Records from a collection of figures
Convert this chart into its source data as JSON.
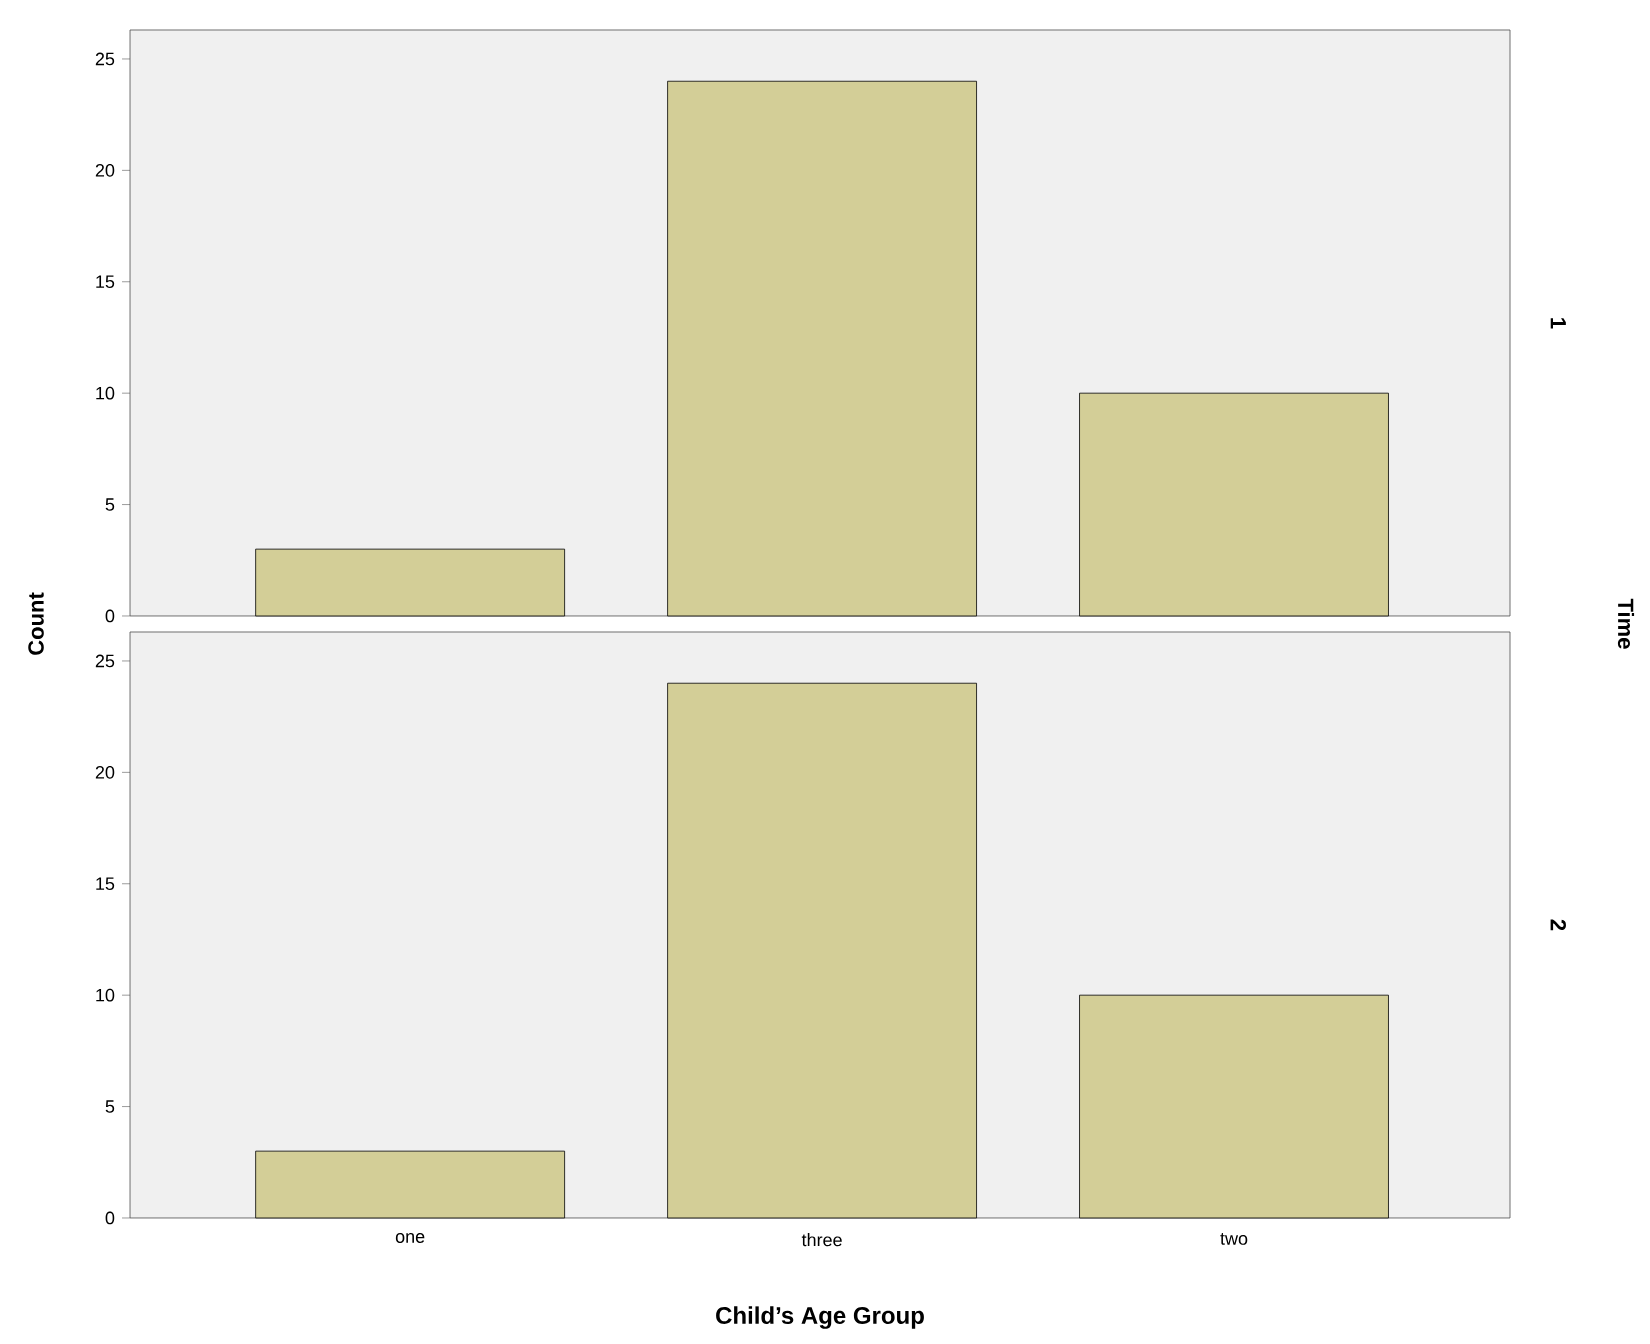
{
  "chart_data": [
    {
      "type": "bar",
      "ylabel": "Count",
      "y2label": "1",
      "annotations": [
        "Time"
      ],
      "categories": [
        null,
        null,
        null
      ],
      "values": [
        3,
        24,
        10
      ],
      "color": "#d3ce97",
      "ylim": [
        0,
        26.3
      ],
      "yticks": [
        0,
        5,
        10,
        15,
        20,
        25
      ],
      "tick_labels": "y"
    },
    {
      "type": "bar",
      "y2label": "2",
      "xlabel": "Child’s Age Group",
      "categories": [
        "one",
        "three",
        "two"
      ],
      "values": [
        3,
        24,
        10
      ],
      "color": "#d3ce97",
      "ylim": [
        0,
        26.3
      ],
      "yticks": [
        0,
        5,
        10,
        15,
        20,
        25
      ]
    }
  ]
}
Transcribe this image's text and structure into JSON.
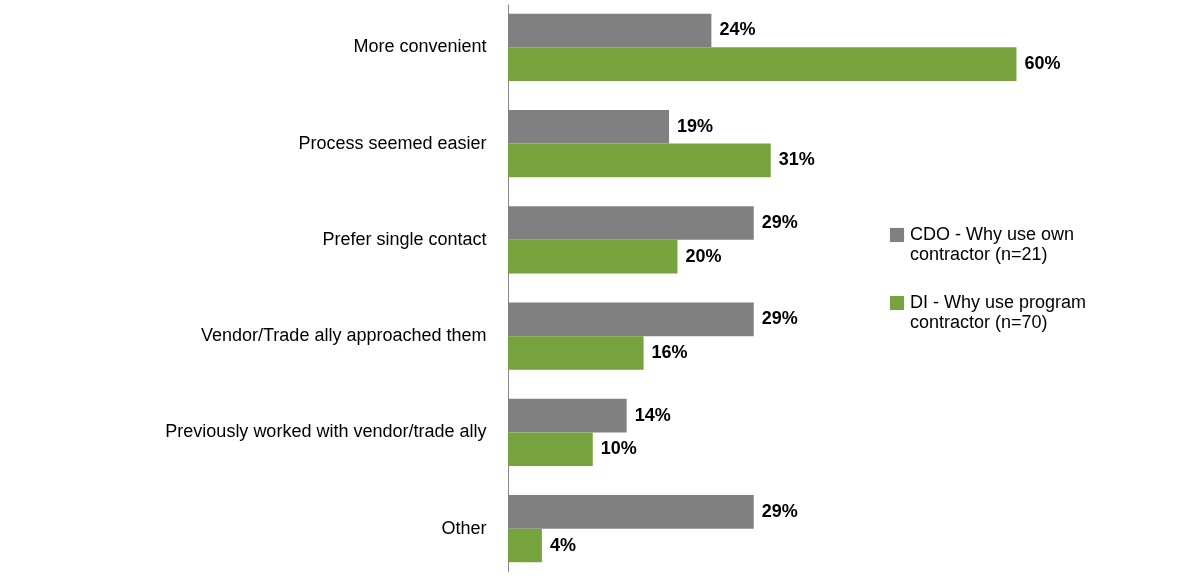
{
  "chart_data": {
    "type": "bar",
    "orientation": "horizontal",
    "categories": [
      "More convenient",
      "Process seemed easier",
      "Prefer single contact",
      "Vendor/Trade ally approached them",
      "Previously worked with vendor/trade ally",
      "Other"
    ],
    "series": [
      {
        "name": "CDO - Why use own contractor (n=21)",
        "color": "#808080",
        "values": [
          24,
          19,
          29,
          29,
          14,
          29
        ],
        "value_labels": [
          "24%",
          "19%",
          "29%",
          "29%",
          "14%",
          "29%"
        ]
      },
      {
        "name": "DI - Why use program contractor (n=70)",
        "color": "#77a33f",
        "values": [
          60,
          31,
          20,
          16,
          10,
          4
        ],
        "value_labels": [
          "60%",
          "31%",
          "20%",
          "16%",
          "10%",
          "4%"
        ]
      }
    ],
    "legend": "right"
  }
}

*Given instruction*
Do not include images; quote all of the entries above exactly.

*The output*
Convert this chart into its source data as JSON.
{
  "chart_data": [
    {
      "type": "bar",
      "ylabel": "Count",
      "y2label": "1",
      "annotations": [
        "Time"
      ],
      "categories": [
        null,
        null,
        null
      ],
      "values": [
        3,
        24,
        10
      ],
      "color": "#d3ce97",
      "ylim": [
        0,
        26.3
      ],
      "yticks": [
        0,
        5,
        10,
        15,
        20,
        25
      ],
      "tick_labels": "y"
    },
    {
      "type": "bar",
      "y2label": "2",
      "xlabel": "Child’s Age Group",
      "categories": [
        "one",
        "three",
        "two"
      ],
      "values": [
        3,
        24,
        10
      ],
      "color": "#d3ce97",
      "ylim": [
        0,
        26.3
      ],
      "yticks": [
        0,
        5,
        10,
        15,
        20,
        25
      ]
    }
  ]
}
Transcribe this image's text and structure into JSON.
{
  "chart_data": {
    "type": "bar",
    "orientation": "horizontal",
    "categories": [
      "More convenient",
      "Process seemed easier",
      "Prefer single contact",
      "Vendor/Trade ally approached them",
      "Previously worked with vendor/trade ally",
      "Other"
    ],
    "series": [
      {
        "name": "CDO - Why use own contractor (n=21)",
        "color": "#808080",
        "values": [
          24,
          19,
          29,
          29,
          14,
          29
        ],
        "value_labels": [
          "24%",
          "19%",
          "29%",
          "29%",
          "14%",
          "29%"
        ]
      },
      {
        "name": "DI - Why use program contractor (n=70)",
        "color": "#77a33f",
        "values": [
          60,
          31,
          20,
          16,
          10,
          4
        ],
        "value_labels": [
          "60%",
          "31%",
          "20%",
          "16%",
          "10%",
          "4%"
        ]
      }
    ],
    "legend": "right"
  }
}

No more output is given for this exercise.